» **Task goal**
Present the following data again exactly as it is shown.

----------------

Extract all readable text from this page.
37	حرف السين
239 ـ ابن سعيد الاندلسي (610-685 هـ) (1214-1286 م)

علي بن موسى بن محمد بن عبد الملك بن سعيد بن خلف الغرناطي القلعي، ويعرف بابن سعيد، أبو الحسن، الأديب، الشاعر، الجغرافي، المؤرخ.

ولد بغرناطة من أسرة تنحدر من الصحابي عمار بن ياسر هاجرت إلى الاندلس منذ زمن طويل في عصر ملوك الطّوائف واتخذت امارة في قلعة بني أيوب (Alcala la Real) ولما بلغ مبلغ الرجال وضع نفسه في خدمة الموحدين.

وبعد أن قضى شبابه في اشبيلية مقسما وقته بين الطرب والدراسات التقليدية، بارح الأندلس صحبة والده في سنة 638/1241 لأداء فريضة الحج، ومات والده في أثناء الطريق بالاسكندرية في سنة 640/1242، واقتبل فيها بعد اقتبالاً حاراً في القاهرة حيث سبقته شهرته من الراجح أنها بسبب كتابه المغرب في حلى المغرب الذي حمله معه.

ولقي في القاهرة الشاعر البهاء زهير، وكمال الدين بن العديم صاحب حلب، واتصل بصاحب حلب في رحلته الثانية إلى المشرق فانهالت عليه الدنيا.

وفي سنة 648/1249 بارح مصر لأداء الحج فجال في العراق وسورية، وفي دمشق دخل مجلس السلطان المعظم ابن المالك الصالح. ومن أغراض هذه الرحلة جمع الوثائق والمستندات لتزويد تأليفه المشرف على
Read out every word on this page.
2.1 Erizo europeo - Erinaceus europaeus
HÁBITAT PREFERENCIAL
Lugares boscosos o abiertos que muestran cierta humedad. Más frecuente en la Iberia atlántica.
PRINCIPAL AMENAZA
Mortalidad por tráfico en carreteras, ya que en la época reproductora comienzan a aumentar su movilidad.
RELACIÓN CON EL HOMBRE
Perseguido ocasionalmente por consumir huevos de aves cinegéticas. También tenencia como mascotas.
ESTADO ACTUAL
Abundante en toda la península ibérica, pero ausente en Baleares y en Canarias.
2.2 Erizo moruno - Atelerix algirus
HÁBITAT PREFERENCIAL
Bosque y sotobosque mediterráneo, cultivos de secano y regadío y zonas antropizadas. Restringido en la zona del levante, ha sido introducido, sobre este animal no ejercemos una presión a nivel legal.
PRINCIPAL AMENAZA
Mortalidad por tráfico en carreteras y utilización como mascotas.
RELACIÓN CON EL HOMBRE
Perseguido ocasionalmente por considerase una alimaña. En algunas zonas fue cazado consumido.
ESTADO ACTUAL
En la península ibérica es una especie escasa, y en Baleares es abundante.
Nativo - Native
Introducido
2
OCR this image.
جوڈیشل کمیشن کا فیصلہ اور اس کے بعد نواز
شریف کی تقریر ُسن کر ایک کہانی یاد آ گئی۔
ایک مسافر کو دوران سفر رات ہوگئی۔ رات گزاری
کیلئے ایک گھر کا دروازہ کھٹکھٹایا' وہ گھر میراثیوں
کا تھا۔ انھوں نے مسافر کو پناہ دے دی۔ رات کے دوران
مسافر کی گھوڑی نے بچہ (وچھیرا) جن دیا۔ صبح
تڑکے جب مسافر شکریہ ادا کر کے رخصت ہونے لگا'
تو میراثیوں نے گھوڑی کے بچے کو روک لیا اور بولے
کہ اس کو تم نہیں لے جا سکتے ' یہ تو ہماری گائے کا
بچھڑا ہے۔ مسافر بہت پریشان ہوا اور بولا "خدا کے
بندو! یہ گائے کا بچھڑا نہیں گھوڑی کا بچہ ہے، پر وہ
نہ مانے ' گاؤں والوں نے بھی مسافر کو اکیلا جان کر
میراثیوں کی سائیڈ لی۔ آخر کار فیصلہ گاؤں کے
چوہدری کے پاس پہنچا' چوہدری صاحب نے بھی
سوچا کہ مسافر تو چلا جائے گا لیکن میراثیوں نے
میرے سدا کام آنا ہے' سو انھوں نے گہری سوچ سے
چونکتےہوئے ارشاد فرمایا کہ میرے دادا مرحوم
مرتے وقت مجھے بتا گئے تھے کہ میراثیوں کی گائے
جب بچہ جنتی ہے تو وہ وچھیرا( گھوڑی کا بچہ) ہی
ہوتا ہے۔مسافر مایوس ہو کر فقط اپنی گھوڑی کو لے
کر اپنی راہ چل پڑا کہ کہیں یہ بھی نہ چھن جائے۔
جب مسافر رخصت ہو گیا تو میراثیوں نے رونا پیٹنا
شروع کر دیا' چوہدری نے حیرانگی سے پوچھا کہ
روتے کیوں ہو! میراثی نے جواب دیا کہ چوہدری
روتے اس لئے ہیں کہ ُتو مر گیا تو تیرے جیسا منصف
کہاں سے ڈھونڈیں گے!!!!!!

----------------

» **Solution below**
Extract all readable text from this page.
37	حرف السين
239 ـ ابن سعيد الاندلسي (610-685 هـ) (1214-1286 م)

علي بن موسى بن محمد بن عبد الملك بن سعيد بن خلف الغرناطي القلعي، ويعرف بابن سعيد، أبو الحسن، الأديب، الشاعر، الجغرافي، المؤرخ.

ولد بغرناطة من أسرة تنحدر من الصحابي عمار بن ياسر هاجرت إلى الاندلس منذ زمن طويل في عصر ملوك الطّوائف واتخذت امارة في قلعة بني أيوب (Alcala la Real) ولما بلغ مبلغ الرجال وضع نفسه في خدمة الموحدين.

وبعد أن قضى شبابه في اشبيلية مقسما وقته بين الطرب والدراسات التقليدية، بارح الأندلس صحبة والده في سنة 638/1241 لأداء فريضة الحج، ومات والده في أثناء الطريق بالاسكندرية في سنة 640/1242، واقتبل فيها بعد اقتبالاً حاراً في القاهرة حيث سبقته شهرته من الراجح أنها بسبب كتابه المغرب في حلى المغرب الذي حمله معه.

ولقي في القاهرة الشاعر البهاء زهير، وكمال الدين بن العديم صاحب حلب، واتصل بصاحب حلب في رحلته الثانية إلى المشرق فانهالت عليه الدنيا.

وفي سنة 648/1249 بارح مصر لأداء الحج فجال في العراق وسورية، وفي دمشق دخل مجلس السلطان المعظم ابن المالك الصالح. ومن أغراض هذه الرحلة جمع الوثائق والمستندات لتزويد تأليفه المشرف على
Read out every word on this page.
2.1 Erizo europeo - Erinaceus europaeus
HÁBITAT PREFERENCIAL
Lugares boscosos o abiertos que muestran cierta humedad. Más frecuente en la Iberia atlántica.
PRINCIPAL AMENAZA
Mortalidad por tráfico en carreteras, ya que en la época reproductora comienzan a aumentar su movilidad.
RELACIÓN CON EL HOMBRE
Perseguido ocasionalmente por consumir huevos de aves cinegéticas. También tenencia como mascotas.
ESTADO ACTUAL
Abundante en toda la península ibérica, pero ausente en Baleares y en Canarias.
2.2 Erizo moruno - Atelerix algirus
HÁBITAT PREFERENCIAL
Bosque y sotobosque mediterráneo, cultivos de secano y regadío y zonas antropizadas. Restringido en la zona del levante, ha sido introducido, sobre este animal no ejercemos una presión a nivel legal.
PRINCIPAL AMENAZA
Mortalidad por tráfico en carreteras y utilización como mascotas.
RELACIÓN CON EL HOMBRE
Perseguido ocasionalmente por considerase una alimaña. En algunas zonas fue cazado consumido.
ESTADO ACTUAL
En la península ibérica es una especie escasa, y en Baleares es abundante.
Nativo - Native
Introducido
2
OCR this image.
جوڈیشل کمیشن کا فیصلہ اور اس کے بعد نواز
شریف کی تقریر ُسن کر ایک کہانی یاد آ گئی۔
ایک مسافر کو دوران سفر رات ہوگئی۔ رات گزاری
کیلئے ایک گھر کا دروازہ کھٹکھٹایا' وہ گھر میراثیوں
کا تھا۔ انھوں نے مسافر کو پناہ دے دی۔ رات کے دوران
مسافر کی گھوڑی نے بچہ (وچھیرا) جن دیا۔ صبح
تڑکے جب مسافر شکریہ ادا کر کے رخصت ہونے لگا'
تو میراثیوں نے گھوڑی کے بچے کو روک لیا اور بولے
کہ اس کو تم نہیں لے جا سکتے ' یہ تو ہماری گائے کا
بچھڑا ہے۔ مسافر بہت پریشان ہوا اور بولا "خدا کے
بندو! یہ گائے کا بچھڑا نہیں گھوڑی کا بچہ ہے، پر وہ
نہ مانے ' گاؤں والوں نے بھی مسافر کو اکیلا جان کر
میراثیوں کی سائیڈ لی۔ آخر کار فیصلہ گاؤں کے
چوہدری کے پاس پہنچا' چوہدری صاحب نے بھی
سوچا کہ مسافر تو چلا جائے گا لیکن میراثیوں نے
میرے سدا کام آنا ہے' سو انھوں نے گہری سوچ سے
چونکتےہوئے ارشاد فرمایا کہ میرے دادا مرحوم
مرتے وقت مجھے بتا گئے تھے کہ میراثیوں کی گائے
جب بچہ جنتی ہے تو وہ وچھیرا( گھوڑی کا بچہ) ہی
ہوتا ہے۔مسافر مایوس ہو کر فقط اپنی گھوڑی کو لے
کر اپنی راہ چل پڑا کہ کہیں یہ بھی نہ چھن جائے۔
جب مسافر رخصت ہو گیا تو میراثیوں نے رونا پیٹنا
شروع کر دیا' چوہدری نے حیرانگی سے پوچھا کہ
روتے کیوں ہو! میراثی نے جواب دیا کہ چوہدری
روتے اس لئے ہیں کہ ُتو مر گیا تو تیرے جیسا منصف
کہاں سے ڈھونڈیں گے!!!!!!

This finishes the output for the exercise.